## WORKING DATA
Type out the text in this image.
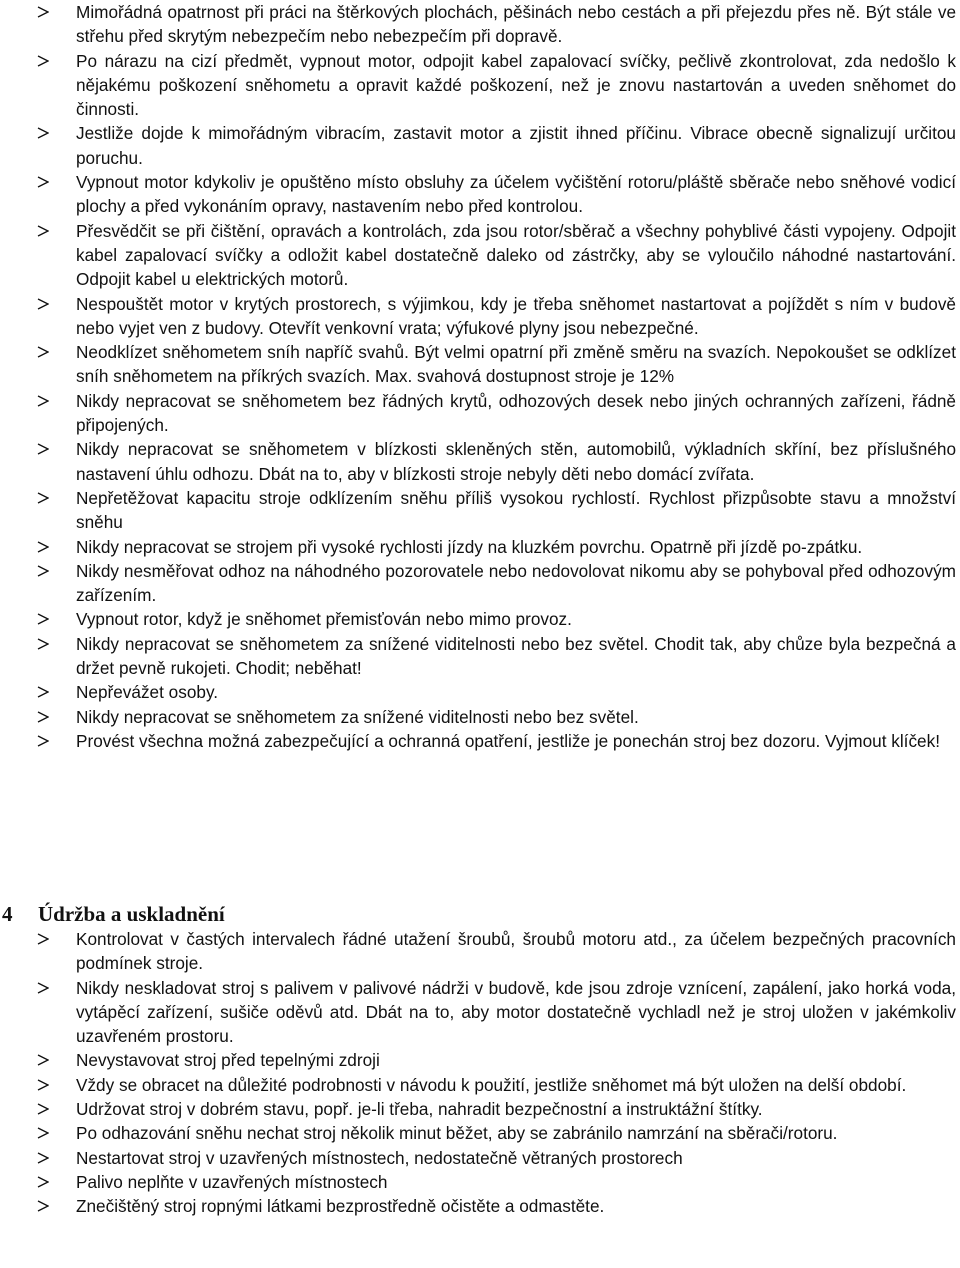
Mimořádná opatrnost při práci na štěrkových plochách, pěšinách nebo cestách a při přejezdu přes ně. Být stále ve střehu před skrytým nebezpečím nebo nebezpečím při dopravě.
Po nárazu na cizí předmět, vypnout motor, odpojit kabel zapalovací svíčky, pečlivě zkontrolovat, zda nedošlo k nějakému poškození sněhometu a opravit každé poškození, než je znovu nastartován a uveden sněhomet do činnosti.
Jestliže dojde k mimořádným vibracím, zastavit motor a zjistit ihned příčinu. Vibrace obecně signalizují určitou poruchu.
Vypnout motor kdykoliv je opuštěno místo obsluhy za účelem vyčištění rotoru/pláště sběrače nebo sněhové vodicí plochy a před vykonáním opravy, nastavením nebo před kontrolou.
Přesvědčit se při čištění, opravách a kontrolách, zda jsou rotor/sběrač a všechny pohyblivé části vypojeny. Odpojit kabel zapalovací svíčky a odložit kabel dostatečně daleko od zástrčky, aby se vyloučilo náhodné nastartování. Odpojit kabel u elektrických motorů.
Nespouštět motor v krytých prostorech, s výjimkou, kdy je třeba sněhomet nastartovat a pojíždět s ním v budově nebo vyjet ven z budovy. Otevřít venkovní vrata; výfukové plyny jsou nebezpečné.
Neodklízet sněhometem sníh napříč svahů. Být velmi opatrní při změně směru na svazích. Nepokoušet se odklízet sníh sněhometem na příkrých svazích. Max. svahová dostupnost stroje je 12%
Nikdy nepracovat se sněhometem bez řádných krytů, odhozových desek nebo jiných ochranných zařízeni, řádně připojených.
Nikdy nepracovat se sněhometem v blízkosti skleněných stěn, automobilů, výkladních skříní, bez příslušného nastavení úhlu odhozu. Dbát na to, aby v blízkosti stroje nebyly děti nebo domácí zvířata.
Nepřetěžovat kapacitu stroje odklízením sněhu příliš vysokou rychlostí. Rychlost přizpůsobte stavu a množství sněhu
Nikdy nepracovat se strojem při vysoké rychlosti jízdy na kluzkém povrchu. Opatrně při jízdě po-zpátku.
Nikdy nesměřovat odhoz na náhodného pozorovatele nebo nedovolovat nikomu aby se pohyboval před odhozovým zařízením.
Vypnout rotor, když je sněhomet přemisťován nebo mimo provoz.
Nikdy nepracovat se sněhometem za snížené viditelnosti nebo bez světel. Chodit tak, aby chůze byla bezpečná a držet pevně rukojeti. Chodit; neběhat!
Nepřevážet osoby.
Nikdy nepracovat se sněhometem za snížené viditelnosti nebo bez světel.
Provést všechna možná zabezpečující a ochranná opatření, jestliže je ponechán stroj bez dozoru. Vyjmout klíček!
4 Údržba a uskladnění
Kontrolovat v častých intervalech řádné utažení šroubů, šroubů motoru atd., za účelem bezpečných pracovních podmínek stroje.
Nikdy neskladovat stroj s palivem v palivové nádrži v budově, kde jsou zdroje vznícení, zapálení, jako horká voda, vytápěcí zařízení, sušiče oděvů atd. Dbát na to, aby motor dostatečně vychladl než je stroj uložen v jakémkoliv uzavřeném prostoru.
Nevystavovat stroj před tepelnými zdroji
Vždy se obracet na důležité podrobnosti v návodu k použití, jestliže sněhomet má být uložen na delší období.
Udržovat stroj v dobrém stavu, popř. je-li třeba, nahradit bezpečnostní a instruktážní štítky.
Po odhazování sněhu nechat stroj několik minut běžet, aby se zabránilo namrzání na sběrači/rotoru.
Nestartovat stroj v uzavřených místnostech, nedostatečně větraných prostorech
Palivo neplňte v uzavřených místnostech
Znečištěný stroj ropnými látkami bezprostředně očistěte a odmastěte.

## TO BE DONE
Scan the material above for the string "uložen" and return the lines that hold it.

## FULL SOLUTION
Nikdy neskladovat stroj s palivem v palivové nádrži v budově, kde jsou zdroje vznícení, zapálení, jako horká voda, vytápěcí zařízení, sušiče oděvů atd. Dbát na to, aby motor dostatečně vychladl než je stroj uložen v jakémkoliv uzavřeném prostoru.
Vždy se obracet na důležité podrobnosti v návodu k použití, jestliže sněhomet má být uložen na delší období.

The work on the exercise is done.